━━━━━ Material to process

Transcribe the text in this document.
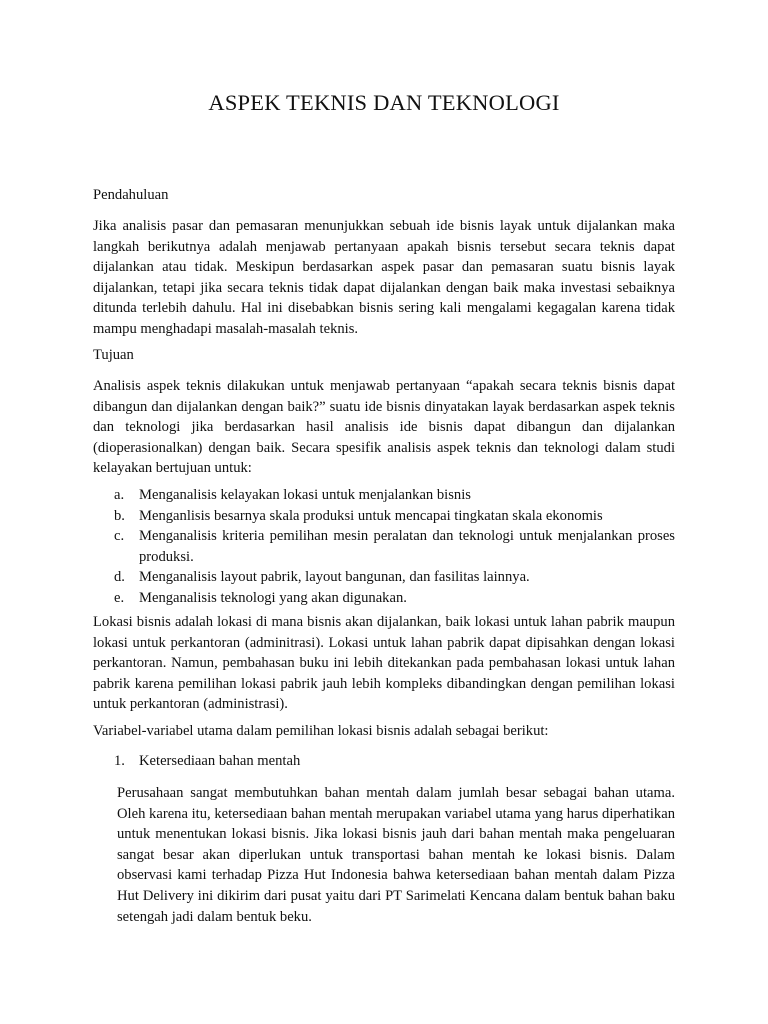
ASPEK TEKNIS DAN TEKNOLOGI

Pendahuluan

Jika analisis pasar dan pemasaran menunjukkan sebuah ide bisnis layak untuk dijalankan maka langkah berikutnya adalah menjawab pertanyaan apakah bisnis tersebut secara teknis dapat dijalankan atau tidak. Meskipun berdasarkan aspek pasar dan pemasaran suatu bisnis layak dijalankan, tetapi jika secara teknis tidak dapat dijalankan dengan baik maka investasi sebaiknya ditunda terlebih dahulu. Hal ini disebabkan bisnis sering kali mengalami kegagalan karena tidak mampu menghadapi masalah-masalah teknis.

Tujuan

Analisis aspek teknis dilakukan untuk menjawab pertanyaan “apakah secara teknis bisnis dapat dibangun dan dijalankan dengan baik?” suatu ide bisnis dinyatakan layak berdasarkan aspek teknis dan teknologi jika berdasarkan hasil analisis ide bisnis dapat dibangun dan dijalankan (dioperasionalkan) dengan baik. Secara spesifik analisis aspek teknis dan teknologi dalam studi kelayakan bertujuan untuk:

a. Menganalisis kelayakan lokasi untuk menjalankan bisnis
b. Menganlisis besarnya skala produksi untuk mencapai tingkatan skala ekonomis
c. Menganalisis kriteria pemilihan mesin peralatan dan teknologi untuk menjalankan proses produksi.
d. Menganalisis layout pabrik, layout bangunan, dan fasilitas lainnya.
e. Menganalisis teknologi yang akan digunakan.

Lokasi bisnis adalah lokasi di mana bisnis akan dijalankan, baik lokasi untuk lahan pabrik maupun lokasi untuk perkantoran (adminitrasi). Lokasi untuk lahan pabrik dapat dipisahkan dengan lokasi perkantoran. Namun, pembahasan buku ini lebih ditekankan pada pembahasan lokasi untuk lahan pabrik karena pemilihan lokasi pabrik jauh lebih kompleks dibandingkan dengan pemilihan lokasi untuk perkantoran (administrasi).

Variabel-variabel utama dalam pemilihan lokasi bisnis adalah sebagai berikut:

1. Ketersediaan bahan mentah

Perusahaan sangat membutuhkan bahan mentah dalam jumlah besar sebagai bahan utama. Oleh karena itu, ketersediaan bahan mentah merupakan variabel utama yang harus diperhatikan untuk menentukan lokasi bisnis. Jika lokasi bisnis jauh dari bahan mentah maka pengeluaran sangat besar akan diperlukan untuk transportasi bahan mentah ke lokasi bisnis. Dalam observasi kami terhadap Pizza Hut Indonesia bahwa ketersediaan bahan mentah dalam Pizza Hut Delivery ini dikirim dari pusat yaitu dari PT Sarimelati Kencana dalam bentuk bahan baku setengah jadi dalam bentuk beku.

━━━━━━━━━━

• [Job]
Gather every line containing the word "jauh" and copy it.

• [The reply]
Lokasi bisnis adalah lokasi di mana bisnis akan dijalankan, baik lokasi untuk lahan pabrik maupun lokasi untuk perkantoran (adminitrasi). Lokasi untuk lahan pabrik dapat dipisahkan dengan lokasi perkantoran. Namun, pembahasan buku ini lebih ditekankan pada pembahasan lokasi untuk lahan pabrik karena pemilihan lokasi pabrik jauh lebih kompleks dibandingkan dengan pemilihan lokasi untuk perkantoran (administrasi).
Perusahaan sangat membutuhkan bahan mentah dalam jumlah besar sebagai bahan utama. Oleh karena itu, ketersediaan bahan mentah merupakan variabel utama yang harus diperhatikan untuk menentukan lokasi bisnis. Jika lokasi bisnis jauh dari bahan mentah maka pengeluaran sangat besar akan diperlukan untuk transportasi bahan mentah ke lokasi bisnis. Dalam observasi kami terhadap Pizza Hut Indonesia bahwa ketersediaan bahan mentah dalam Pizza Hut Delivery ini dikirim dari pusat yaitu dari PT Sarimelati Kencana dalam bentuk bahan baku setengah jadi dalam bentuk beku.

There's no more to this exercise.